### TASK REQUIREMENTS
Reproduce the blog post below word for word, from its date line to its final sentence.

### PAGE TEXT

►

Monday, April 13, 2009

Is this life over yet?

Its been a long time since i last blogged. I had a bit of boy drama in my life. And for a few months it was sorta kinda calm. I was talking to someone after the whole Hman thing. We got along great. We hung out almost every single day. I started to really like this bloke. He was by far the sweetest and most loveable guy I have ever met. We had our arguments, but regardless I found myself to be very selfless with him. I really enjoyed every second spent with this guy. Of course, he wasn't from around here. He was a foreigner. I seem to be attracted to foreigners. They come to this country and I feel like they need all the help possible. After living overseas, I know how difficult it can be and how much I struggled. So when they come here, I don't let them struggle. And this is exactly what I did with this guy. He never had a hard time doing anything because I was sure to help him. I felt no obligation. I was truly selfless with him. We started off as friends, and after a few weeks we realised we were attracted to one another. We started to date and we were perfect together. Then right before he left, he fucked up big time. I went into his email. I found pics of some other girl. It destroyed me. This was only 3 weeks ago. I'm still crying about this every time I think about it. Which is basically all day. Five days after I found those pics, he had to go back home. So things have been really hard for me these past few weeks. He asks for me to believe and learn to trust him again. But it's hard for me to deal with this on my own.

◄

### DATA SHOWN
►

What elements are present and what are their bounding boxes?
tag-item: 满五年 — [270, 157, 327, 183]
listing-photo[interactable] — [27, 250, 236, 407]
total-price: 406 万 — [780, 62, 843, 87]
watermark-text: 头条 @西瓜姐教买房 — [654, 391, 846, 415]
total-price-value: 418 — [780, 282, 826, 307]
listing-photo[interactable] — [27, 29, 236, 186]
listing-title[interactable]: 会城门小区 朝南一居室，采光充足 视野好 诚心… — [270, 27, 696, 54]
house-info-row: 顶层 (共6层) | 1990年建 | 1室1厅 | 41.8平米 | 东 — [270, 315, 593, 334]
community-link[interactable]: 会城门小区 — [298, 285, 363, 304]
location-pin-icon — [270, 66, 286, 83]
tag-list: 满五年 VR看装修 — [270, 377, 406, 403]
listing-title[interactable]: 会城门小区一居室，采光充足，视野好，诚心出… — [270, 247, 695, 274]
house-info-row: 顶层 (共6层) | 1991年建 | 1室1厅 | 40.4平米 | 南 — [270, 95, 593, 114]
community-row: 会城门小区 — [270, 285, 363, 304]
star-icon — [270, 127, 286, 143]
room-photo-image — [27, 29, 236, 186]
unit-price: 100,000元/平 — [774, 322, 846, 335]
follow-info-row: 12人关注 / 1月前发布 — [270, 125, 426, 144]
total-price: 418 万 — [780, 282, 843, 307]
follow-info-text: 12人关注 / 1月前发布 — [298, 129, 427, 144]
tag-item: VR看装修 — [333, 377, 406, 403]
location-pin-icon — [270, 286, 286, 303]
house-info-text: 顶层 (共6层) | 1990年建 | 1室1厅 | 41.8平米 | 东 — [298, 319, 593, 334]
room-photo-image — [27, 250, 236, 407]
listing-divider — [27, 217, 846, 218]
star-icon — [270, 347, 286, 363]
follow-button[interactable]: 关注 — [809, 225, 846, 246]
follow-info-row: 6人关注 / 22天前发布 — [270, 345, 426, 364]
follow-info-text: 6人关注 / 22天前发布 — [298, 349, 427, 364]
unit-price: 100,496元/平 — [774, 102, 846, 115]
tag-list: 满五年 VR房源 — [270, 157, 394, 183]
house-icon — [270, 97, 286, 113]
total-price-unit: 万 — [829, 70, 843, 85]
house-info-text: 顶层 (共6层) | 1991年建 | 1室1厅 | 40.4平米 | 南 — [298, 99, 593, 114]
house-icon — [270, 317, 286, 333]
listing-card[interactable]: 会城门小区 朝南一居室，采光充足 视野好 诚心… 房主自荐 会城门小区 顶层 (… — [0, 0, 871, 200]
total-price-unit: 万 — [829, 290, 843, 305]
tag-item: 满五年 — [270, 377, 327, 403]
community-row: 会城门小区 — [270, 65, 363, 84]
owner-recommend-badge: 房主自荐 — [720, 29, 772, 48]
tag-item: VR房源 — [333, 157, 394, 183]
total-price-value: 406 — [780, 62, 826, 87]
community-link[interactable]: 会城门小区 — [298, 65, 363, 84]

◄
►

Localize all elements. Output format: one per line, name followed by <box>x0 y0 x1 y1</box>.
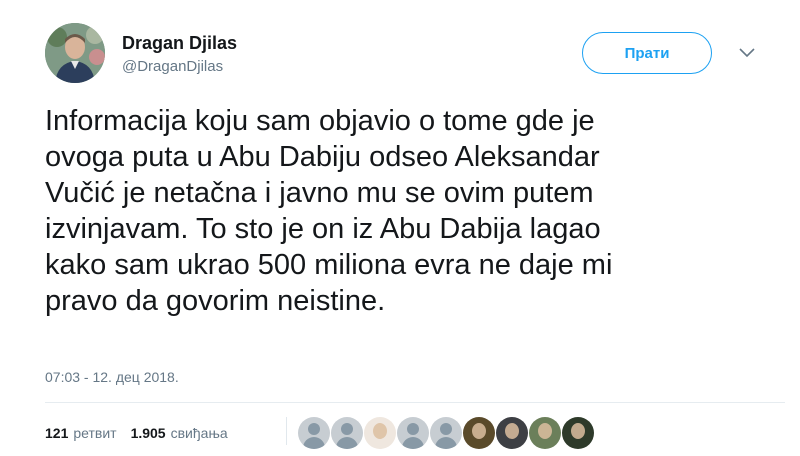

◄

### EXPECTED ANSWER
Monday, April 13, 2009

Is this life over yet?

Its been a long time since i last blogged. I had a bit of boy drama in my life. And for a few months it was sorta kinda calm. I was talking to someone after the whole Hman thing. We got along great. We hung out almost every single day. I started to really like this bloke. He was by far the sweetest and most loveable guy I have ever met. We had our arguments, but regardless I found myself to be very selfless with him. I really enjoyed every second spent with this guy. Of course, he wasn't from around here. He was a foreigner. I seem to be attracted to foreigners. They come to this country and I feel like they need all the help possible. After living overseas, I know how difficult it can be and how much I struggled. So when they come here, I don't let them struggle. And this is exactly what I did with this guy. He never had a hard time doing anything because I was sure to help him. I felt no obligation. I was truly selfless with him. We started off as friends, and after a few weeks we realised we were attracted to one another. We started to date and we were perfect together. Then right before he left, he fucked up big time. I went into his email. I found pics of some other girl. It destroyed me. This was only 3 weeks ago. I'm still crying about this every time I think about it. Which is basically all day. Five days after I found those pics, he had to go back home. So things have been really hard for me these past few weeks. He asks for me to believe and learn to trust him again. But it's hard for me to deal with this on my own.